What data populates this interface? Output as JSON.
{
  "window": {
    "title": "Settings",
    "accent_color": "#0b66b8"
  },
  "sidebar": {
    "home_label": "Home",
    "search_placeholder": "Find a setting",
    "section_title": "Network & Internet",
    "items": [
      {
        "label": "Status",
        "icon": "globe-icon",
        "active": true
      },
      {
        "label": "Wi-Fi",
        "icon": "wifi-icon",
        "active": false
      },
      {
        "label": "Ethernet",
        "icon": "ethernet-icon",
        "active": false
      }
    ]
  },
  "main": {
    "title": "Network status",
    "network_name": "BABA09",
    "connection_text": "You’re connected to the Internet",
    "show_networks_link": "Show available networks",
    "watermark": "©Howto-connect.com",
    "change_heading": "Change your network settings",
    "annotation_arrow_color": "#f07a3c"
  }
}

════════════════════

* [Directions] Return all the data above once more, precisely as given.

* [Answer in full]
What data populates this interface? Output as JSON.
{
  "window": {
    "title": "Settings",
    "accent_color": "#0b66b8"
  },
  "sidebar": {
    "home_label": "Home",
    "search_placeholder": "Find a setting",
    "section_title": "Network & Internet",
    "items": [
      {
        "label": "Status",
        "icon": "globe-icon",
        "active": true
      },
      {
        "label": "Wi-Fi",
        "icon": "wifi-icon",
        "active": false
      },
      {
        "label": "Ethernet",
        "icon": "ethernet-icon",
        "active": false
      }
    ]
  },
  "main": {
    "title": "Network status",
    "network_name": "BABA09",
    "connection_text": "You’re connected to the Internet",
    "show_networks_link": "Show available networks",
    "watermark": "©Howto-connect.com",
    "change_heading": "Change your network settings",
    "annotation_arrow_color": "#f07a3c"
  }
}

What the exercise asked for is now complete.